Collect all lines below with the string "manner".
════════
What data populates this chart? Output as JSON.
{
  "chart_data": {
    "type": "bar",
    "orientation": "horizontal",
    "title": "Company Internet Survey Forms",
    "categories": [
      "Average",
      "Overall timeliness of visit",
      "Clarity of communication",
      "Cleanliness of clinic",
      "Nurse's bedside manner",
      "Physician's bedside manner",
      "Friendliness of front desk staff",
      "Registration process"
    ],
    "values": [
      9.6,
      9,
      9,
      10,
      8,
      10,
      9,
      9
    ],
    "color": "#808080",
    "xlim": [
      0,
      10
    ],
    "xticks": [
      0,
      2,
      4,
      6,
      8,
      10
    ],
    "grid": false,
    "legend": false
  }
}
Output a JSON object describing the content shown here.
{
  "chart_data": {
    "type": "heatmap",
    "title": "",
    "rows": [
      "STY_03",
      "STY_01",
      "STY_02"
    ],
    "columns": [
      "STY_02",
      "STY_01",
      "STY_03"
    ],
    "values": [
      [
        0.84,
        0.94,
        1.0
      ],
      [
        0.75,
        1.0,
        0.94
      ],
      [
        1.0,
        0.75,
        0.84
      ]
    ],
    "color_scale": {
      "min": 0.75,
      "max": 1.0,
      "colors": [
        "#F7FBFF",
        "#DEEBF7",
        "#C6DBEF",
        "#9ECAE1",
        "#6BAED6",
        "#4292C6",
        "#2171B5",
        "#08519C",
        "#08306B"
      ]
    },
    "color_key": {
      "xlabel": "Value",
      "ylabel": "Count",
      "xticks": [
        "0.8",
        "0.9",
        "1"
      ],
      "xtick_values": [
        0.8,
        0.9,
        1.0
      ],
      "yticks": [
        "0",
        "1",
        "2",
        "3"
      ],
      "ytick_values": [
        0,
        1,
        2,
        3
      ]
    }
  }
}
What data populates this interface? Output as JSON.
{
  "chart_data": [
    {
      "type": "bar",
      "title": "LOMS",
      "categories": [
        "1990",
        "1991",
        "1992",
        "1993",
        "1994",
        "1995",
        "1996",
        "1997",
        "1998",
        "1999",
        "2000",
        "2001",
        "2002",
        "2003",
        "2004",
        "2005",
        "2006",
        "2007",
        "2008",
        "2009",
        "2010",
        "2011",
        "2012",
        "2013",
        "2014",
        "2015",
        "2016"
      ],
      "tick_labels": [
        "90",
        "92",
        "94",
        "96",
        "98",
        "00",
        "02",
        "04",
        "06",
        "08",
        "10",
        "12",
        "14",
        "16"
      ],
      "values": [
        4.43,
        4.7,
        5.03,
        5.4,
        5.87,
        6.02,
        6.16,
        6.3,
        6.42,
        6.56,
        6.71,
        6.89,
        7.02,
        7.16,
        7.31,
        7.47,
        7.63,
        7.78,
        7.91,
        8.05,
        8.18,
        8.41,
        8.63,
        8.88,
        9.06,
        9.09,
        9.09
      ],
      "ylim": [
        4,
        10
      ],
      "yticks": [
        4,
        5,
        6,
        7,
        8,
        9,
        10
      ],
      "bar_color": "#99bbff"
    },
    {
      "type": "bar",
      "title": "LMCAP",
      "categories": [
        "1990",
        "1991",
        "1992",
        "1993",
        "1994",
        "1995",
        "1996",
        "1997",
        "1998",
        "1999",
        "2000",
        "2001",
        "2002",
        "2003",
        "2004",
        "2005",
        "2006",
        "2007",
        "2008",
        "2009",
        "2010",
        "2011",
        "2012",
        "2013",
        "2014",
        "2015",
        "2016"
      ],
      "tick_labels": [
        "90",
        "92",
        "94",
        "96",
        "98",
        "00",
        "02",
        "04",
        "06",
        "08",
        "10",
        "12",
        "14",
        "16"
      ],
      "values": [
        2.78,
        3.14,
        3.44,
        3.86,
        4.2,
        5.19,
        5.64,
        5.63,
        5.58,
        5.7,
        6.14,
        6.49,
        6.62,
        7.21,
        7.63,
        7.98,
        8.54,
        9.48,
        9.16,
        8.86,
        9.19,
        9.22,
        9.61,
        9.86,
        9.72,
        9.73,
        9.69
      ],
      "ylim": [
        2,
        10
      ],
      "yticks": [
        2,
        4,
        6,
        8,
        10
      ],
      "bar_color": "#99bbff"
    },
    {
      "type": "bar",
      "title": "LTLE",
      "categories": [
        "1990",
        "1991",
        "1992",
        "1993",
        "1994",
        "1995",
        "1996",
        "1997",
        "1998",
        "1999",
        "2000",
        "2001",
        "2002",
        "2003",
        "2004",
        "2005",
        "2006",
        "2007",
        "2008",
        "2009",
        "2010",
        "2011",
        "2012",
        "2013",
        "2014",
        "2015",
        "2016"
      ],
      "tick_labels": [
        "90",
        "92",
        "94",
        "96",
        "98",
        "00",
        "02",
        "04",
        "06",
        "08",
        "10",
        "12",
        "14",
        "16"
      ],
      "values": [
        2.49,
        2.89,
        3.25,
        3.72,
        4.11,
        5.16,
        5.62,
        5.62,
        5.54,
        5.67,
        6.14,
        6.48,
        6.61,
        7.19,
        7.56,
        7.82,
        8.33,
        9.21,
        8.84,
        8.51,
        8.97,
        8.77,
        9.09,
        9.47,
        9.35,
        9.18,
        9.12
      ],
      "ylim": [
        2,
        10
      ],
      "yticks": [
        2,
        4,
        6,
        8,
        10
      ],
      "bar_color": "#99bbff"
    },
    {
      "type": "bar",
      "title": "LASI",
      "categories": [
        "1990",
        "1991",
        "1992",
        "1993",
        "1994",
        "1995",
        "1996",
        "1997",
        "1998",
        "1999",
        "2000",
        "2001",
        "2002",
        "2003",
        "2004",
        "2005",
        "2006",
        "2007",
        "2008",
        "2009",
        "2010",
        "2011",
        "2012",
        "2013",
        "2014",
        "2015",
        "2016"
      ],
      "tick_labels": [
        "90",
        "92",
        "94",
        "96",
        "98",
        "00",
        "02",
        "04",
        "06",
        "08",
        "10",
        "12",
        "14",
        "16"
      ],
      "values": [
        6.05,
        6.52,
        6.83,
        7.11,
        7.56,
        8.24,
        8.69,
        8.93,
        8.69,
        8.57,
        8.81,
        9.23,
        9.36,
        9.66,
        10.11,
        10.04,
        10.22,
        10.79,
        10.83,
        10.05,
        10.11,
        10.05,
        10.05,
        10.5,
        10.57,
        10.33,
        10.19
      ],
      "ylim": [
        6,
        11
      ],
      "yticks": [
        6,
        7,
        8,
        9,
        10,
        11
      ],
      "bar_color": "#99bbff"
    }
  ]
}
════════
Finished answer →
      "Nurse's bedside manner",
      "Physician's bedside manner",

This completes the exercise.